DIRECTIVE 1
Reproduce the lines of the records word for word, beginning with the line containing "Where is each" and finishing with the line containing "629, 301, 671]", both included. Omit the picture from your output.
[begin TEXT EXCERPT]
Previous designs to expand monitoring networks or spatial coverage were typically determined through observation correlation ranges (Sofen et al., 2016; Weatherhead et al., 2017). This type of analysis aims to minimize the spatial gap by maximizing correlation ranges from additional sites, but these additions are not designed to accurately evaluate global or regional trends. Specifically, we point out that strong spatial heterogeneity is often present in regional ozone trends and variability, as indicated by a wide range of free tropospheric trends observed at individual sites above Europe and western North America (Chang et al., 2022, 2023a); therefore, evaluating regional ozone trends based on a single sparsely sampled data source is likely to produce an incomplete assessment of the true trend. We thus recognize the importance of evidence synthesis by integrating data from various platforms (Richardson, 2022; Shi et al., 2023). For instance, aircraft field campaigns are mostly shortterm or temporary activities, but those data are carefully planned with specific science objectives (such as improving forecasting skill and evaluating satellite data); thus, those data should also be considered in the regional trend assessment together with ozonesonde, lidar, and commercial aircraft data sets (through a detailed data intercomparison and data fusion approaches; Cooper et al., 2010; Liu et al., 2013; Chang et al., 2022, 2023a).
We investigate the impact of each climate index and meteorological variable on mean and median trends based on full sampling (Fig. S5). Since the mechanism of incorporating covariates is highly similar between the mean and median regressions, the following discussion is focused on mean trends only. Except for QBO, all the other variables show a trend over 1980–2021. Since a trend in the independent variable can induce a trend in the dependent variable, we also repeat the same analysis based on detrended covariates. After the trend from each covariate is removed, the trend estimates become more consistent (Fig. S5). Overall, a stronger impact is found with dew point, relative humidity (in terms of much lower uncertainty), and ENSO (no improvement in the signaltonoise ratio, but it produces very different trends at shorter time periods, e.g., 2000–2021 and 2005–2021), and a weaker impact is found with other covariates. Quantitatively, dew point makes the greatest improvement by producing the lowest RMSD and MAD and the highest signaltonoise ratio for trend estimates (as previously shown in Chang et al., 2021). By adding dew point alone, R^{2} has increased from 0.54 (basic model) to 0.75 (R^{2} for the full model is 0.77). This is not unexpected because Chang et al. (2021) also showed that an incorporation of dew point produces a better fitting quality of ozone at MLO than relative humidity and temperature.
[end TEXT EXCERPT]
[begin PROVIDED ENTRIES]
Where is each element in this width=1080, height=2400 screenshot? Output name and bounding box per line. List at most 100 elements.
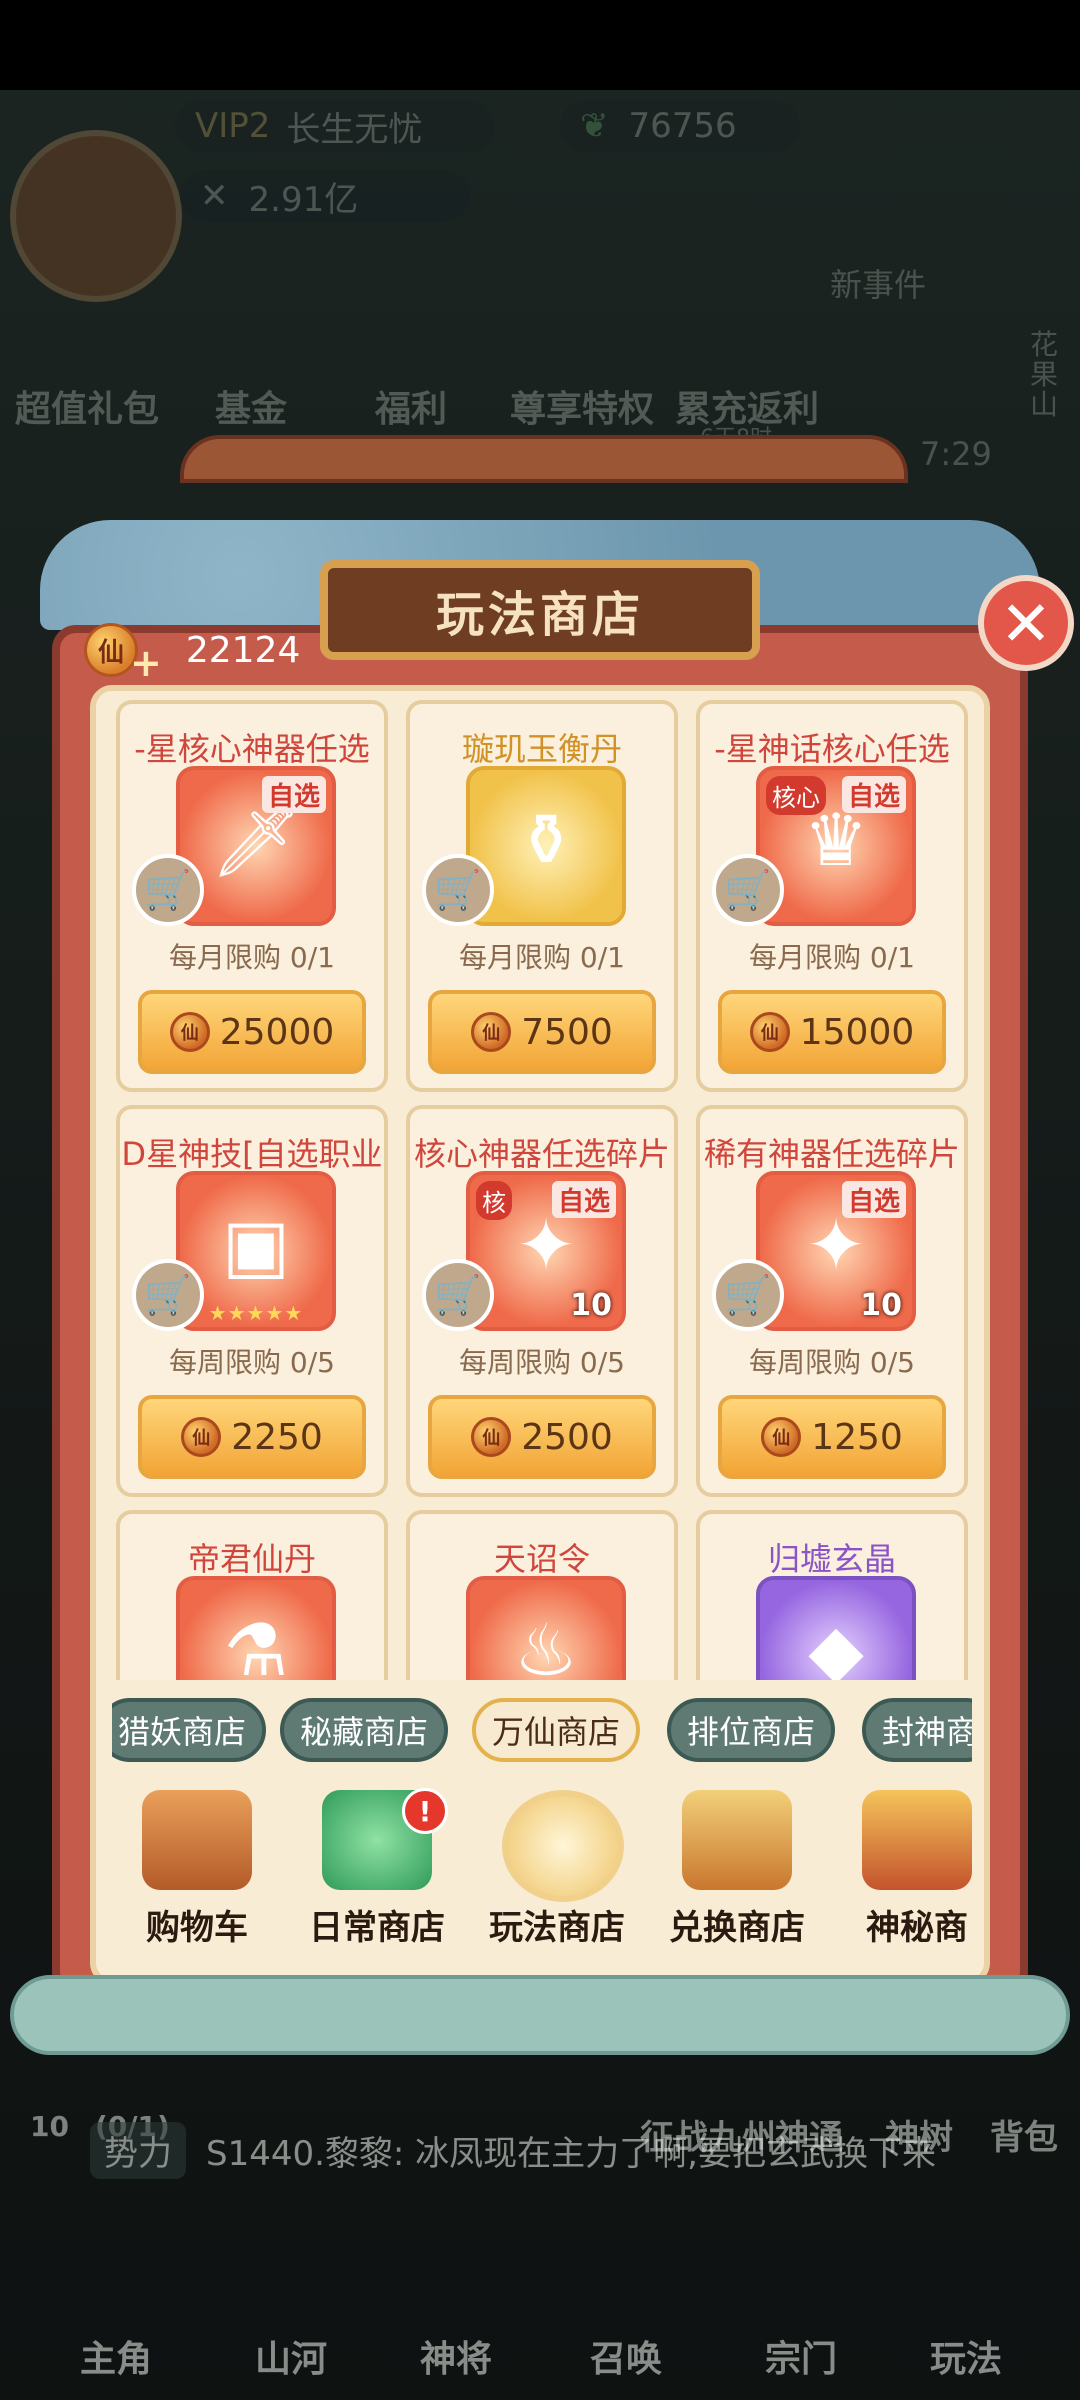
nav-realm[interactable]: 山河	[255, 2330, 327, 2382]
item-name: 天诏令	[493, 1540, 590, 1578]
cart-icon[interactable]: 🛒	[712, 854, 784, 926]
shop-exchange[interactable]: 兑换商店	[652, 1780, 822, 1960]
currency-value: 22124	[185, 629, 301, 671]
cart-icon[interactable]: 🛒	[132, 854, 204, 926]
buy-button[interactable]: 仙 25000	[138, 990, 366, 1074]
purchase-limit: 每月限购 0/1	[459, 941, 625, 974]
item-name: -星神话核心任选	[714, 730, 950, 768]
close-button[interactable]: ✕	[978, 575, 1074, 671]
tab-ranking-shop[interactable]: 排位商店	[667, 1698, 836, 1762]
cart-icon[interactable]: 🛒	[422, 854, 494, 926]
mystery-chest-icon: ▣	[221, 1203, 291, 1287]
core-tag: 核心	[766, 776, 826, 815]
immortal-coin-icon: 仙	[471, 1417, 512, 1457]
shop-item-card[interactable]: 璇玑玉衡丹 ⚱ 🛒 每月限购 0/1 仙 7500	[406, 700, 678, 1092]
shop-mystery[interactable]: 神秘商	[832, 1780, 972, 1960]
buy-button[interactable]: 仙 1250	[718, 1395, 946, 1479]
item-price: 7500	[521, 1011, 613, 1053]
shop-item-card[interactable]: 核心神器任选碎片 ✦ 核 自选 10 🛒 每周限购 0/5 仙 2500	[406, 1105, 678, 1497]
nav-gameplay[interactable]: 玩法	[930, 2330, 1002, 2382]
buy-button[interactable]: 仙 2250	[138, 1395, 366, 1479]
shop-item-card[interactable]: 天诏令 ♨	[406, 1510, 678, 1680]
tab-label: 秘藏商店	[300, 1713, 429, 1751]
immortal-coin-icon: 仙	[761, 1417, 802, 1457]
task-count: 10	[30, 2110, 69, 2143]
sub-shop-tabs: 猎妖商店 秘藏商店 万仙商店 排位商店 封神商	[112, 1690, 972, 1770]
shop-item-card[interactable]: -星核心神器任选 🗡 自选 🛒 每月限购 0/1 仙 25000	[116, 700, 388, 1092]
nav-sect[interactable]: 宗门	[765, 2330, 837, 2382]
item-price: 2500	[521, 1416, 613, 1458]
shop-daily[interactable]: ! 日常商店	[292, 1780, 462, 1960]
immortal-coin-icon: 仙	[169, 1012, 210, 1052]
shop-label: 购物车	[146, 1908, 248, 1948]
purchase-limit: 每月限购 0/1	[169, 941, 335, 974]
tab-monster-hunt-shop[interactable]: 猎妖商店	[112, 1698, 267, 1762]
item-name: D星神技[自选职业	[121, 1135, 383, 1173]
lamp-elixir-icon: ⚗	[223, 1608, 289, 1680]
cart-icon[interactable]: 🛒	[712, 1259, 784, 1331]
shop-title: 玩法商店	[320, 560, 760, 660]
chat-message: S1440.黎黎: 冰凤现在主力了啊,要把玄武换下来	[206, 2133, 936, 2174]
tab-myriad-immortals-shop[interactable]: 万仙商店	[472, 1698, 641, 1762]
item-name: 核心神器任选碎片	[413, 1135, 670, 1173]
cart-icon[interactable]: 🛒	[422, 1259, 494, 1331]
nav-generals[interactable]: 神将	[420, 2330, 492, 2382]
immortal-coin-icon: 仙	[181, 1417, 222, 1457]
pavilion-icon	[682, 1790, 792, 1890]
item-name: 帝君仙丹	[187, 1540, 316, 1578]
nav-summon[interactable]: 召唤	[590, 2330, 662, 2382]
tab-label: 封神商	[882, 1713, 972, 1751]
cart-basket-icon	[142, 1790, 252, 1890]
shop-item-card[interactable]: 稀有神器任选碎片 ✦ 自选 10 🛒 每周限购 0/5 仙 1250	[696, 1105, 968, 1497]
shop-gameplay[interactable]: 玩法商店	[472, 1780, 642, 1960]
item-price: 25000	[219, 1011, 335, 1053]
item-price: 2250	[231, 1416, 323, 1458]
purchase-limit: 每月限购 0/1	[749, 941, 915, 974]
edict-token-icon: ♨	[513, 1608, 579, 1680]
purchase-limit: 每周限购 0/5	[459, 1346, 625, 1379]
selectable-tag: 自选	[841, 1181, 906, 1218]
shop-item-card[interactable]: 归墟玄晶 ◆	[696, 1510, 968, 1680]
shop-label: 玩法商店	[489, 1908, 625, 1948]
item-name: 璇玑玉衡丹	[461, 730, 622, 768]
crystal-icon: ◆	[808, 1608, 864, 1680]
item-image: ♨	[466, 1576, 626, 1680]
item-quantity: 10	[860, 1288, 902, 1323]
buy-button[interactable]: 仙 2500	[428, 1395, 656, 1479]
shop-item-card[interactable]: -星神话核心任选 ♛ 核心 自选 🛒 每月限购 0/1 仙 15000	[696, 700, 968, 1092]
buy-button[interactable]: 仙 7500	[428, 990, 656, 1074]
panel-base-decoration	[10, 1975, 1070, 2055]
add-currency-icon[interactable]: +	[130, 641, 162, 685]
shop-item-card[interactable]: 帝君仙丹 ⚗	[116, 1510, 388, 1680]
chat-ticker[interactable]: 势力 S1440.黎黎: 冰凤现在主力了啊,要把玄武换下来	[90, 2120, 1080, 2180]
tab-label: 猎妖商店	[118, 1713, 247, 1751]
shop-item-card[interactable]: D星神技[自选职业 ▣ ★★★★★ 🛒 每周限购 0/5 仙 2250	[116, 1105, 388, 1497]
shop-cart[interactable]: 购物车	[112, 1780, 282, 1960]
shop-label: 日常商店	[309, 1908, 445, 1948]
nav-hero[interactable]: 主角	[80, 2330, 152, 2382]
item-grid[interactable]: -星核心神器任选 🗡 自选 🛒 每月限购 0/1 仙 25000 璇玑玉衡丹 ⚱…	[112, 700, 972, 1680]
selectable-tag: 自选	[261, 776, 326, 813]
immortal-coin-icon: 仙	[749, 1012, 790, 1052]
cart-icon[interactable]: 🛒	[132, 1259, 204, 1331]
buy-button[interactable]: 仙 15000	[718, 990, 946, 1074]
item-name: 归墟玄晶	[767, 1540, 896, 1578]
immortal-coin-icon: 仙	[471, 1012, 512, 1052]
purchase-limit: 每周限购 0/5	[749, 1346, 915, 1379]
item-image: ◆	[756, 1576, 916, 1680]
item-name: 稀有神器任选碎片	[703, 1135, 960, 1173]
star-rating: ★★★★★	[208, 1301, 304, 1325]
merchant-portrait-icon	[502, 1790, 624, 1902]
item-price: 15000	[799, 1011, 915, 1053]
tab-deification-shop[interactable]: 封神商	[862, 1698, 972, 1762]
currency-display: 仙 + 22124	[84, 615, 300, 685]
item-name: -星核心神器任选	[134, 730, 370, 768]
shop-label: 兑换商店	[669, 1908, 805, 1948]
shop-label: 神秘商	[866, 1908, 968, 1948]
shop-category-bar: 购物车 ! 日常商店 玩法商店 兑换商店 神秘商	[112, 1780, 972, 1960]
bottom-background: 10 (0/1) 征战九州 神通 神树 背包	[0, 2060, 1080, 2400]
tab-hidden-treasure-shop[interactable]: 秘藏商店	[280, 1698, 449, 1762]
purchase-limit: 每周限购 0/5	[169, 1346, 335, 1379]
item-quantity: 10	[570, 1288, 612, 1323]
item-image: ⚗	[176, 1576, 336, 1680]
[end PROVIDED ENTRIES]
[begin PROVIDED ENTRIES]
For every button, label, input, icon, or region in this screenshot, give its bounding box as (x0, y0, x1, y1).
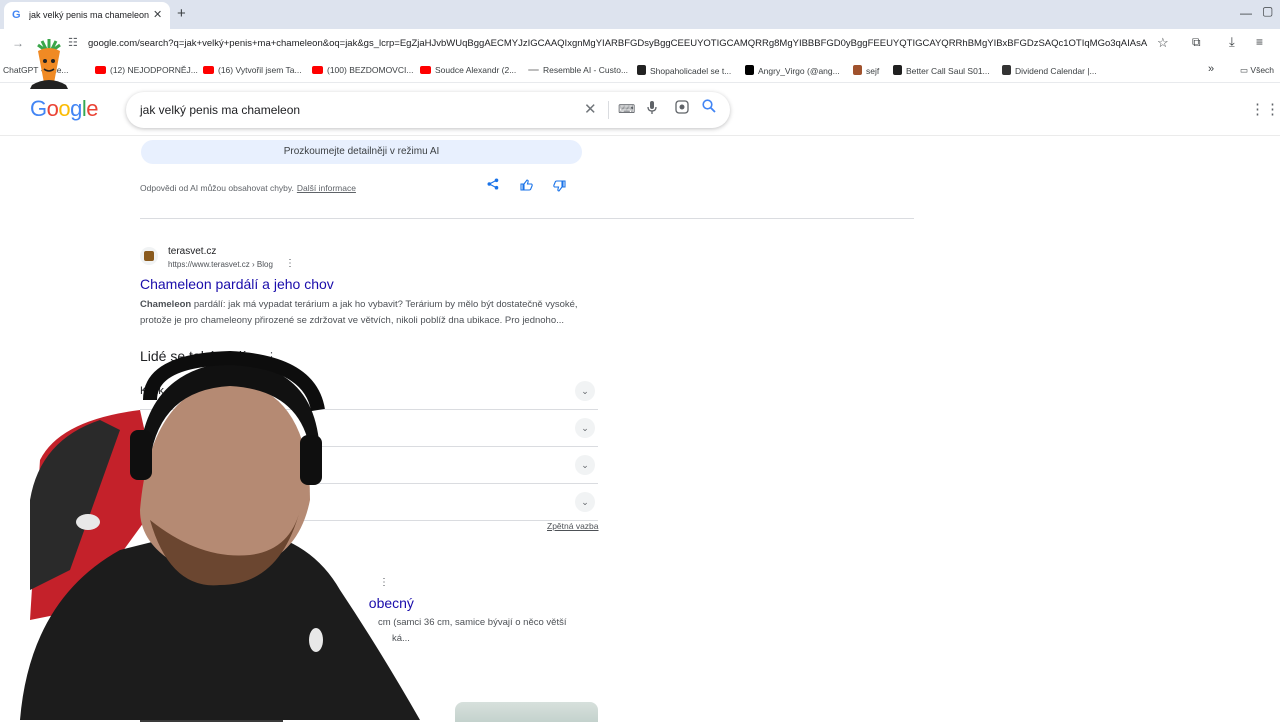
[end PROVIDED ENTRIES]
DIRECTIVE 2
Decide whether each statement agrees with the passage on ozone trends. Answer yes or no for each, and quote the passage's deciding words. (a) Aircraft field campaigns are mostly short-term or temporary activities. (b) QBO shows a trend over 1980–2021. (c) The discussion of covariate impacts focuses on median trends only.

FULL OUTPUT 1
Where is each element in this width=1080, height=2400 screenshot? Output name and bounding box per line. List at most 100 elements.
nav-realm[interactable]: 山河	[255, 2330, 327, 2382]
item-name: 天诏令	[493, 1540, 590, 1578]
cart-icon[interactable]: 🛒	[712, 854, 784, 926]
shop-exchange[interactable]: 兑换商店	[652, 1780, 822, 1960]
currency-value: 22124	[185, 629, 301, 671]

FULL OUTPUT 2
(a) Yes: "aircraft field campaigns are mostly shortterm or temporary activities"
(b) No: "Except for QBO, all the other variables show a trend over 1980–2021."
(c) No: "the following discussion is focused on mean trends only"